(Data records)

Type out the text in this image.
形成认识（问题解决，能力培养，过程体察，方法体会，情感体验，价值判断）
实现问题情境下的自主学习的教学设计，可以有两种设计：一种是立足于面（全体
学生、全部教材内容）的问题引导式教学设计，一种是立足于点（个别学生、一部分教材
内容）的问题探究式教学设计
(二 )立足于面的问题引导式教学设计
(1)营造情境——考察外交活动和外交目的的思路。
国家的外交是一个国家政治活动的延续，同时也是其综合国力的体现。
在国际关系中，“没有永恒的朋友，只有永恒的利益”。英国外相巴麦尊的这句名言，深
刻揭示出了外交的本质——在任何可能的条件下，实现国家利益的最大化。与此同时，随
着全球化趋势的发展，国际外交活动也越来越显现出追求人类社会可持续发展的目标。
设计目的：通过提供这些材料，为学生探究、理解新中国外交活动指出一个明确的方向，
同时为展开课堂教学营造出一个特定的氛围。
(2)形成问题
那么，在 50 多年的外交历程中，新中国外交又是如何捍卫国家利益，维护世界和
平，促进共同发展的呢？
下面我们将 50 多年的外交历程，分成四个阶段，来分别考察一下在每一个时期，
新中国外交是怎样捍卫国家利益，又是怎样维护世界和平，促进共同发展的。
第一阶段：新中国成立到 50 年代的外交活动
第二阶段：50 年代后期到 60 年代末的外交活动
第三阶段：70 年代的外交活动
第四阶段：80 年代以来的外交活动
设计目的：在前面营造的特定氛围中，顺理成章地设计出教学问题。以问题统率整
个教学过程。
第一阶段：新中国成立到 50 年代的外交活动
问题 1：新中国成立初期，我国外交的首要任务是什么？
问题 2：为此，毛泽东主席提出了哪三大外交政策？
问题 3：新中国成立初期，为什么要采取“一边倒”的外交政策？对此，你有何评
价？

_YOUR INSTRUCTIONS_
From the records above, extract every entry exactly as given.

_WRITTEN RESPONSE_
Type out the text in this image.
形成认识（问题解决，能力培养，过程体察，方法体会，情感体验，价值判断）
实现问题情境下的自主学习的教学设计，可以有两种设计：一种是立足于面（全体
学生、全部教材内容）的问题引导式教学设计，一种是立足于点（个别学生、一部分教材
内容）的问题探究式教学设计
(二 )立足于面的问题引导式教学设计
(1)营造情境——考察外交活动和外交目的的思路。
国家的外交是一个国家政治活动的延续，同时也是其综合国力的体现。
在国际关系中，“没有永恒的朋友，只有永恒的利益”。英国外相巴麦尊的这句名言，深
刻揭示出了外交的本质——在任何可能的条件下，实现国家利益的最大化。与此同时，随
着全球化趋势的发展，国际外交活动也越来越显现出追求人类社会可持续发展的目标。
设计目的：通过提供这些材料，为学生探究、理解新中国外交活动指出一个明确的方向，
同时为展开课堂教学营造出一个特定的氛围。
(2)形成问题
那么，在 50 多年的外交历程中，新中国外交又是如何捍卫国家利益，维护世界和
平，促进共同发展的呢？
下面我们将 50 多年的外交历程，分成四个阶段，来分别考察一下在每一个时期，
新中国外交是怎样捍卫国家利益，又是怎样维护世界和平，促进共同发展的。
第一阶段：新中国成立到 50 年代的外交活动
第二阶段：50 年代后期到 60 年代末的外交活动
第三阶段：70 年代的外交活动
第四阶段：80 年代以来的外交活动
设计目的：在前面营造的特定氛围中，顺理成章地设计出教学问题。以问题统率整
个教学过程。
第一阶段：新中国成立到 50 年代的外交活动
问题 1：新中国成立初期，我国外交的首要任务是什么？
问题 2：为此，毛泽东主席提出了哪三大外交政策？
问题 3：新中国成立初期，为什么要采取“一边倒”的外交政策？对此，你有何评
价？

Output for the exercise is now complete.